RECORD SET:
start
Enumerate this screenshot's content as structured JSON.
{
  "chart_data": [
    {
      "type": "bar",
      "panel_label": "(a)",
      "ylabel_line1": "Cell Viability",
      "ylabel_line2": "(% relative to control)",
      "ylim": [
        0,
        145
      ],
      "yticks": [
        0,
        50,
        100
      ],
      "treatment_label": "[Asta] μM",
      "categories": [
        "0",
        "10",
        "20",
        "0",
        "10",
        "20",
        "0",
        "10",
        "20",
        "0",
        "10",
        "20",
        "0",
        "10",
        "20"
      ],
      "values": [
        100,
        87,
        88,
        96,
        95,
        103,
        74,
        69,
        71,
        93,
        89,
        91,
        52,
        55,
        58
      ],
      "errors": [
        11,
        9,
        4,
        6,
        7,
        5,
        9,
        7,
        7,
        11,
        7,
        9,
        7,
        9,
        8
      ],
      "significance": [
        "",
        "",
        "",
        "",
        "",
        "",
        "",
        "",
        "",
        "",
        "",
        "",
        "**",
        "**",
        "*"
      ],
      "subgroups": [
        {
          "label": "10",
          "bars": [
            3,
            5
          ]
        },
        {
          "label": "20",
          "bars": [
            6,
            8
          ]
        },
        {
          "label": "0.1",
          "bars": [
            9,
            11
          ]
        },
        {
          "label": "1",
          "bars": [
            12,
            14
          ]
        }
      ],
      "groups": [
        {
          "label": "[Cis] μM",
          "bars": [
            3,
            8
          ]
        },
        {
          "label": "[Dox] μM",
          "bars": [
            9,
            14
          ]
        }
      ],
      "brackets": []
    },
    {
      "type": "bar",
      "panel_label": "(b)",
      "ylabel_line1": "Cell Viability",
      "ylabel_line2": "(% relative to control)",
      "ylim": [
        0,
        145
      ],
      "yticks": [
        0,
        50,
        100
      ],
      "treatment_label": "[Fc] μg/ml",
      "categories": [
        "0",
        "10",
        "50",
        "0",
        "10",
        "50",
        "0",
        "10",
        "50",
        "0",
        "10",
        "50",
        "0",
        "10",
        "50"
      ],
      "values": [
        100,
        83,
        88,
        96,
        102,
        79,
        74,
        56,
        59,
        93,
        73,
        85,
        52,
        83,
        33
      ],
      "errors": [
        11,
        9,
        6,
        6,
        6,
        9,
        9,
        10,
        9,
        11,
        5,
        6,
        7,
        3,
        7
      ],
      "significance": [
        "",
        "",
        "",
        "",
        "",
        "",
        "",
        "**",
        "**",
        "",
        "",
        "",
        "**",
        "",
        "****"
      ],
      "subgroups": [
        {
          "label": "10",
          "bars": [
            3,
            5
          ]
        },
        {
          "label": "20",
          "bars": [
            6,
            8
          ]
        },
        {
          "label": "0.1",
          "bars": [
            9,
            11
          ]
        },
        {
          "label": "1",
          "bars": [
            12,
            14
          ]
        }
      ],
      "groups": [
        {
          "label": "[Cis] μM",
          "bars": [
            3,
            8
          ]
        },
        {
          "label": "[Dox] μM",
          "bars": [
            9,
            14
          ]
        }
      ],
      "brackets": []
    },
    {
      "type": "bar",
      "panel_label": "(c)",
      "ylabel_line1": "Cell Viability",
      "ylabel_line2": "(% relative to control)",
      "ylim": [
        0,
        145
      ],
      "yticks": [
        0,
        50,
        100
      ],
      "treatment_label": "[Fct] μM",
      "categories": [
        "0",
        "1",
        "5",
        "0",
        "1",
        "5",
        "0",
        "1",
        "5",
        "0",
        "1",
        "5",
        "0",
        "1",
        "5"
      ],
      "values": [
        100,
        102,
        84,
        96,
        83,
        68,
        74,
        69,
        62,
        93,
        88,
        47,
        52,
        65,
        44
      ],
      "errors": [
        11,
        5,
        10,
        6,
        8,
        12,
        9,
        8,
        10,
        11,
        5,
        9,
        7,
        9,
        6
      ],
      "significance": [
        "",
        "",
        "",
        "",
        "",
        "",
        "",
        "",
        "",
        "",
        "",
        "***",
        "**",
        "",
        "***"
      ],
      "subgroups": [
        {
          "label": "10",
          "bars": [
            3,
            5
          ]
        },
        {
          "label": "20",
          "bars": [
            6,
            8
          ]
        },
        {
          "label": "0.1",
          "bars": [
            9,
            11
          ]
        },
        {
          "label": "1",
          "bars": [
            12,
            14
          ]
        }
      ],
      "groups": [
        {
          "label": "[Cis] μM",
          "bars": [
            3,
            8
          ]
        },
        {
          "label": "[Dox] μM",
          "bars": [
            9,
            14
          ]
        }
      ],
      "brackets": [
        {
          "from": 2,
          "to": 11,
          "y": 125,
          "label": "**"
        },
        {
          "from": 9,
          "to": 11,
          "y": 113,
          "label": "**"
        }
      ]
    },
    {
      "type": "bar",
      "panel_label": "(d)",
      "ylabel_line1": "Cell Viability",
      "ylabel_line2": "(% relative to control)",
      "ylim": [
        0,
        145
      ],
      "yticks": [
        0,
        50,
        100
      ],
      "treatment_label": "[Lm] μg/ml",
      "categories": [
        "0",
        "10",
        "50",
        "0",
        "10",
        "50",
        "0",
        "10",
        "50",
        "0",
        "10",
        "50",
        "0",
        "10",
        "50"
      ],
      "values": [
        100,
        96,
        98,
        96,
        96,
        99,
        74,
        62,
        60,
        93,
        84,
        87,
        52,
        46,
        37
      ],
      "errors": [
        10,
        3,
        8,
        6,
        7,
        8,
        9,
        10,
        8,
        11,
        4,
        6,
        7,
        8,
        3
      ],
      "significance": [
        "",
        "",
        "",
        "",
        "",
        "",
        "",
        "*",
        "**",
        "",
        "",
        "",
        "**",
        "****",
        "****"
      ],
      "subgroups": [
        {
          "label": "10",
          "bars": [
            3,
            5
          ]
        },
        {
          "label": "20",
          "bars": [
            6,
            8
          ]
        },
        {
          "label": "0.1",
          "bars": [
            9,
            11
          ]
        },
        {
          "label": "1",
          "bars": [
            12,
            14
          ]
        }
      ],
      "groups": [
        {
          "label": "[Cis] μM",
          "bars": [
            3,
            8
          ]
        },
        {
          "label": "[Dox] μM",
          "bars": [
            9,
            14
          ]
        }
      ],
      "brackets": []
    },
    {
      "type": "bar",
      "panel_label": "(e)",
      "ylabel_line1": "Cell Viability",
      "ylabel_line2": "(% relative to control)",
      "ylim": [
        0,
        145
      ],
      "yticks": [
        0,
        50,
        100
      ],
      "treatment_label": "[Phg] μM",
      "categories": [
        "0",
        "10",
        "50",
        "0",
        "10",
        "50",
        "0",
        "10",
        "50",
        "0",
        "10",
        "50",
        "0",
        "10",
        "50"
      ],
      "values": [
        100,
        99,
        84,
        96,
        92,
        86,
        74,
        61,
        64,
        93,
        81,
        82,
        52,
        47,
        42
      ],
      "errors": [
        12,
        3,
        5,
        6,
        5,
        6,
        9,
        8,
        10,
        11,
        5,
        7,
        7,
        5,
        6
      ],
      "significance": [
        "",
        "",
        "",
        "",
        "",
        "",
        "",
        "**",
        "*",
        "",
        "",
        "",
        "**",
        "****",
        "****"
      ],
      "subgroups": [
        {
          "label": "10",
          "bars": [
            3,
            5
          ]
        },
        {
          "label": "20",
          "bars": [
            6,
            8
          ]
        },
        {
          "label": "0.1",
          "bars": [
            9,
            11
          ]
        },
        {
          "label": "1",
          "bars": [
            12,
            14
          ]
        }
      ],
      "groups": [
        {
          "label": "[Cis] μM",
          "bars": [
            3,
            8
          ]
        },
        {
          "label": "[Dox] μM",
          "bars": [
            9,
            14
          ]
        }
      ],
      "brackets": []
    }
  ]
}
end
INSTRUCTION: Write out every record verbatim.

RESULT:
Enumerate this screenshot's content as structured JSON.
{
  "chart_data": [
    {
      "type": "bar",
      "panel_label": "(a)",
      "ylabel_line1": "Cell Viability",
      "ylabel_line2": "(% relative to control)",
      "ylim": [
        0,
        145
      ],
      "yticks": [
        0,
        50,
        100
      ],
      "treatment_label": "[Asta] μM",
      "categories": [
        "0",
        "10",
        "20",
        "0",
        "10",
        "20",
        "0",
        "10",
        "20",
        "0",
        "10",
        "20",
        "0",
        "10",
        "20"
      ],
      "values": [
        100,
        87,
        88,
        96,
        95,
        103,
        74,
        69,
        71,
        93,
        89,
        91,
        52,
        55,
        58
      ],
      "errors": [
        11,
        9,
        4,
        6,
        7,
        5,
        9,
        7,
        7,
        11,
        7,
        9,
        7,
        9,
        8
      ],
      "significance": [
        "",
        "",
        "",
        "",
        "",
        "",
        "",
        "",
        "",
        "",
        "",
        "",
        "**",
        "**",
        "*"
      ],
      "subgroups": [
        {
          "label": "10",
          "bars": [
            3,
            5
          ]
        },
        {
          "label": "20",
          "bars": [
            6,
            8
          ]
        },
        {
          "label": "0.1",
          "bars": [
            9,
            11
          ]
        },
        {
          "label": "1",
          "bars": [
            12,
            14
          ]
        }
      ],
      "groups": [
        {
          "label": "[Cis] μM",
          "bars": [
            3,
            8
          ]
        },
        {
          "label": "[Dox] μM",
          "bars": [
            9,
            14
          ]
        }
      ],
      "brackets": []
    },
    {
      "type": "bar",
      "panel_label": "(b)",
      "ylabel_line1": "Cell Viability",
      "ylabel_line2": "(% relative to control)",
      "ylim": [
        0,
        145
      ],
      "yticks": [
        0,
        50,
        100
      ],
      "treatment_label": "[Fc] μg/ml",
      "categories": [
        "0",
        "10",
        "50",
        "0",
        "10",
        "50",
        "0",
        "10",
        "50",
        "0",
        "10",
        "50",
        "0",
        "10",
        "50"
      ],
      "values": [
        100,
        83,
        88,
        96,
        102,
        79,
        74,
        56,
        59,
        93,
        73,
        85,
        52,
        83,
        33
      ],
      "errors": [
        11,
        9,
        6,
        6,
        6,
        9,
        9,
        10,
        9,
        11,
        5,
        6,
        7,
        3,
        7
      ],
      "significance": [
        "",
        "",
        "",
        "",
        "",
        "",
        "",
        "**",
        "**",
        "",
        "",
        "",
        "**",
        "",
        "****"
      ],
      "subgroups": [
        {
          "label": "10",
          "bars": [
            3,
            5
          ]
        },
        {
          "label": "20",
          "bars": [
            6,
            8
          ]
        },
        {
          "label": "0.1",
          "bars": [
            9,
            11
          ]
        },
        {
          "label": "1",
          "bars": [
            12,
            14
          ]
        }
      ],
      "groups": [
        {
          "label": "[Cis] μM",
          "bars": [
            3,
            8
          ]
        },
        {
          "label": "[Dox] μM",
          "bars": [
            9,
            14
          ]
        }
      ],
      "brackets": []
    },
    {
      "type": "bar",
      "panel_label": "(c)",
      "ylabel_line1": "Cell Viability",
      "ylabel_line2": "(% relative to control)",
      "ylim": [
        0,
        145
      ],
      "yticks": [
        0,
        50,
        100
      ],
      "treatment_label": "[Fct] μM",
      "categories": [
        "0",
        "1",
        "5",
        "0",
        "1",
        "5",
        "0",
        "1",
        "5",
        "0",
        "1",
        "5",
        "0",
        "1",
        "5"
      ],
      "values": [
        100,
        102,
        84,
        96,
        83,
        68,
        74,
        69,
        62,
        93,
        88,
        47,
        52,
        65,
        44
      ],
      "errors": [
        11,
        5,
        10,
        6,
        8,
        12,
        9,
        8,
        10,
        11,
        5,
        9,
        7,
        9,
        6
      ],
      "significance": [
        "",
        "",
        "",
        "",
        "",
        "",
        "",
        "",
        "",
        "",
        "",
        "***",
        "**",
        "",
        "***"
      ],
      "subgroups": [
        {
          "label": "10",
          "bars": [
            3,
            5
          ]
        },
        {
          "label": "20",
          "bars": [
            6,
            8
          ]
        },
        {
          "label": "0.1",
          "bars": [
            9,
            11
          ]
        },
        {
          "label": "1",
          "bars": [
            12,
            14
          ]
        }
      ],
      "groups": [
        {
          "label": "[Cis] μM",
          "bars": [
            3,
            8
          ]
        },
        {
          "label": "[Dox] μM",
          "bars": [
            9,
            14
          ]
        }
      ],
      "brackets": [
        {
          "from": 2,
          "to": 11,
          "y": 125,
          "label": "**"
        },
        {
          "from": 9,
          "to": 11,
          "y": 113,
          "label": "**"
        }
      ]
    },
    {
      "type": "bar",
      "panel_label": "(d)",
      "ylabel_line1": "Cell Viability",
      "ylabel_line2": "(% relative to control)",
      "ylim": [
        0,
        145
      ],
      "yticks": [
        0,
        50,
        100
      ],
      "treatment_label": "[Lm] μg/ml",
      "categories": [
        "0",
        "10",
        "50",
        "0",
        "10",
        "50",
        "0",
        "10",
        "50",
        "0",
        "10",
        "50",
        "0",
        "10",
        "50"
      ],
      "values": [
        100,
        96,
        98,
        96,
        96,
        99,
        74,
        62,
        60,
        93,
        84,
        87,
        52,
        46,
        37
      ],
      "errors": [
        10,
        3,
        8,
        6,
        7,
        8,
        9,
        10,
        8,
        11,
        4,
        6,
        7,
        8,
        3
      ],
      "significance": [
        "",
        "",
        "",
        "",
        "",
        "",
        "",
        "*",
        "**",
        "",
        "",
        "",
        "**",
        "****",
        "****"
      ],
      "subgroups": [
        {
          "label": "10",
          "bars": [
            3,
            5
          ]
        },
        {
          "label": "20",
          "bars": [
            6,
            8
          ]
        },
        {
          "label": "0.1",
          "bars": [
            9,
            11
          ]
        },
        {
          "label": "1",
          "bars": [
            12,
            14
          ]
        }
      ],
      "groups": [
        {
          "label": "[Cis] μM",
          "bars": [
            3,
            8
          ]
        },
        {
          "label": "[Dox] μM",
          "bars": [
            9,
            14
          ]
        }
      ],
      "brackets": []
    },
    {
      "type": "bar",
      "panel_label": "(e)",
      "ylabel_line1": "Cell Viability",
      "ylabel_line2": "(% relative to control)",
      "ylim": [
        0,
        145
      ],
      "yticks": [
        0,
        50,
        100
      ],
      "treatment_label": "[Phg] μM",
      "categories": [
        "0",
        "10",
        "50",
        "0",
        "10",
        "50",
        "0",
        "10",
        "50",
        "0",
        "10",
        "50",
        "0",
        "10",
        "50"
      ],
      "values": [
        100,
        99,
        84,
        96,
        92,
        86,
        74,
        61,
        64,
        93,
        81,
        82,
        52,
        47,
        42
      ],
      "errors": [
        12,
        3,
        5,
        6,
        5,
        6,
        9,
        8,
        10,
        11,
        5,
        7,
        7,
        5,
        6
      ],
      "significance": [
        "",
        "",
        "",
        "",
        "",
        "",
        "",
        "**",
        "*",
        "",
        "",
        "",
        "**",
        "****",
        "****"
      ],
      "subgroups": [
        {
          "label": "10",
          "bars": [
            3,
            5
          ]
        },
        {
          "label": "20",
          "bars": [
            6,
            8
          ]
        },
        {
          "label": "0.1",
          "bars": [
            9,
            11
          ]
        },
        {
          "label": "1",
          "bars": [
            12,
            14
          ]
        }
      ],
      "groups": [
        {
          "label": "[Cis] μM",
          "bars": [
            3,
            8
          ]
        },
        {
          "label": "[Dox] μM",
          "bars": [
            9,
            14
          ]
        }
      ],
      "brackets": []
    }
  ]
}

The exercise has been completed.